- PASSAGE GIVEN -
## start

The disclosure is directed to fluid supply cartridges for fluid ejection devices and in particular to hybrid fluid supply cartridges that provide improved dimensional stability for ejecting a variety of fluids.
A conventional fluid cartridge body is typically constructed of one or more plastic materials to which a semiconductor ejection head chip is directly attached by means of a die bond adhesive. Due to unequal expansion between the plastic cartridge body and the silicon semiconductor ejection head chip, misalignment and ejection head chip cracking may occur during manufacturing and use of the fluid cartridge. Thermal or mechanical stresses on the ejection head chip during die bonding and use may also result in distortion of the ejection head nozzles and bowing of the nozzle plate. While plastic fluid cartridges have been suitable for aqueous fluids as inks, the plastic fluid cartridges are not particularly useful for non-aqueous fluids such as solvents and organic liquids which may cause the plastic fluid cartridge body to swell. When the fluid ejection head is attached directly to the plastic fluid body, swelling of the cartridge body puts stresses on the ejection head causing ejection head cracking and nozzle plate distortion. Accordingly, what is needed is a dimensionally stable surface that has a coefficient of thermal or mechanical expansion similar to that of the semiconductor ejection head chip to which the ejection head chip is attached. What is also needed is an ejection head bonding surface that is chemically stable for use with fluids that cause plastic materials to swell.

## end

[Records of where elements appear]
## start

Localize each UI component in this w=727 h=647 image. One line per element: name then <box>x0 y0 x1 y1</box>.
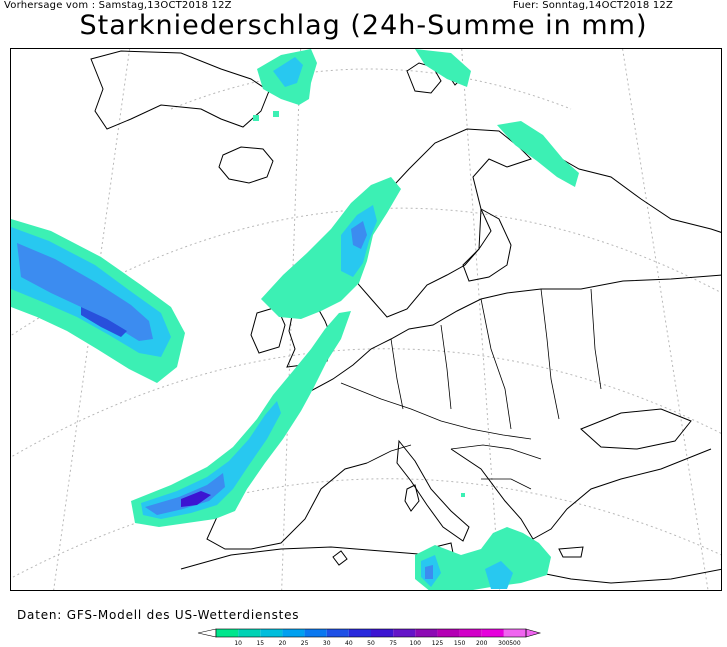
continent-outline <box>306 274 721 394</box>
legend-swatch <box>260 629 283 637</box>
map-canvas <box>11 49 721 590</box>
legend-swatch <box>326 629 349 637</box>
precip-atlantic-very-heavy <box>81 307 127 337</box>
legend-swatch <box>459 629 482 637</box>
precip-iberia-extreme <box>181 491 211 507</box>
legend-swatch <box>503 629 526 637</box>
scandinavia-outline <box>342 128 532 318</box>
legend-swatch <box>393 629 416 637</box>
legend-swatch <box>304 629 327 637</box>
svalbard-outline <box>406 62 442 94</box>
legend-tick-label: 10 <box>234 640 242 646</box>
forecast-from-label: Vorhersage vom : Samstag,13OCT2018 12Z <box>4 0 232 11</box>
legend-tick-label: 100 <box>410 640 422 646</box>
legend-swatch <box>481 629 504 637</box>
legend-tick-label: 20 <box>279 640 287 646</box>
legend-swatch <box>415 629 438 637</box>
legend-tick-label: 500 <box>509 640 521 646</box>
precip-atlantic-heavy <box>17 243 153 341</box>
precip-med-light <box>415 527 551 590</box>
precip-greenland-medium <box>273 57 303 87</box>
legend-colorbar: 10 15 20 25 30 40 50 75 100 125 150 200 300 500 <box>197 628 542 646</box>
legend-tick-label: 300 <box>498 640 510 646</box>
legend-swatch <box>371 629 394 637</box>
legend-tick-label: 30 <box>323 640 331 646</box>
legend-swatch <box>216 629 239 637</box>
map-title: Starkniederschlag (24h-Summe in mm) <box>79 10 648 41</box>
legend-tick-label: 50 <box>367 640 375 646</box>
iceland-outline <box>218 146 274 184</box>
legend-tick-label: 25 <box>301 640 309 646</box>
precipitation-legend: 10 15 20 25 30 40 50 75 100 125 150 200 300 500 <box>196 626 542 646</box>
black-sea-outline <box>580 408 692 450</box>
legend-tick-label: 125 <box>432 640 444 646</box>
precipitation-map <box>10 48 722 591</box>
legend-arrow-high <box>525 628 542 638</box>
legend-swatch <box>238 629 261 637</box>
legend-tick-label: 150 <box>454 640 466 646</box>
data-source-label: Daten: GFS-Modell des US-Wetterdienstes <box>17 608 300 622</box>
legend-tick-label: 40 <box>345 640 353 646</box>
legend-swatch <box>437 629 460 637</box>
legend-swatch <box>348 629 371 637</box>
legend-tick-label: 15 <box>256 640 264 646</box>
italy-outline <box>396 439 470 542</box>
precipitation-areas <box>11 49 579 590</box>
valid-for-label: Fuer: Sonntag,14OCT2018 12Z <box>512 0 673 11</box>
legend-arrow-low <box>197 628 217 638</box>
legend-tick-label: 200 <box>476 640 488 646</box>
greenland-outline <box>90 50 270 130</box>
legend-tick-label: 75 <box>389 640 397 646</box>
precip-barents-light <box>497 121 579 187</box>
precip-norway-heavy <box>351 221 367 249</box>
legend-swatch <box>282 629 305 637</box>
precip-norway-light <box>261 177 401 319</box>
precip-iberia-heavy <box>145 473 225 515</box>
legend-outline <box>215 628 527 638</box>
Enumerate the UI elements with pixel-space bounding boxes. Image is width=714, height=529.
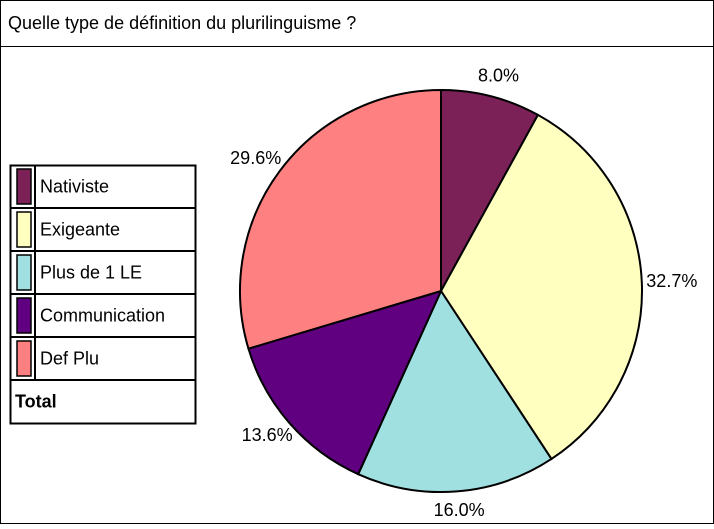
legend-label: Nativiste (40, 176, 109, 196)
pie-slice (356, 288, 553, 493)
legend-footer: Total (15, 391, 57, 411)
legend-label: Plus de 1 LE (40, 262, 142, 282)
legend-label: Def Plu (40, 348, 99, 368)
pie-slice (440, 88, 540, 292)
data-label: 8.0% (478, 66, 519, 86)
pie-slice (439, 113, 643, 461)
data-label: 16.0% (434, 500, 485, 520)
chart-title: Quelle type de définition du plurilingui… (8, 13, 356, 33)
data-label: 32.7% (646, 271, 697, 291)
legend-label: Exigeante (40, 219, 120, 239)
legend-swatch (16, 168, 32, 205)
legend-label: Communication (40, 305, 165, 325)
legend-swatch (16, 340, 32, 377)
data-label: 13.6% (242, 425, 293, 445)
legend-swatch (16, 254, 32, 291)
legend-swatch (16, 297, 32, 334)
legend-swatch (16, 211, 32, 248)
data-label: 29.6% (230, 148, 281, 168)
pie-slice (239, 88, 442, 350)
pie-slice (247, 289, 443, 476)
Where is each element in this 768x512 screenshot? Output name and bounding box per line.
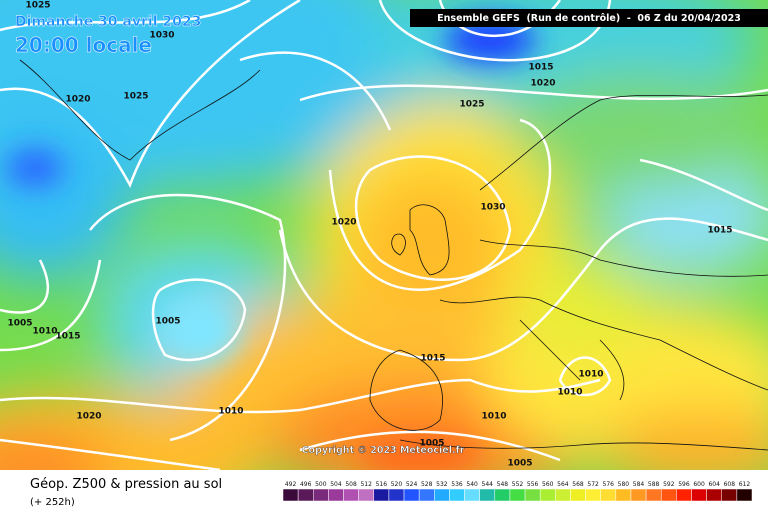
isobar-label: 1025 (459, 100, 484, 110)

## end

- WRITTEN EXERCISE -
From the passage on fluid supply cartridges, reproduce word for word the portion between "The disclosure is" and "variety of fluids.", inclusive.

- SOLUTION FOR THIS EXERCISE -
The disclosure is directed to fluid supply cartridges for fluid ejection devices and in particular to hybrid fluid supply cartridges that provide improved dimensional stability for ejecting a variety of fluids.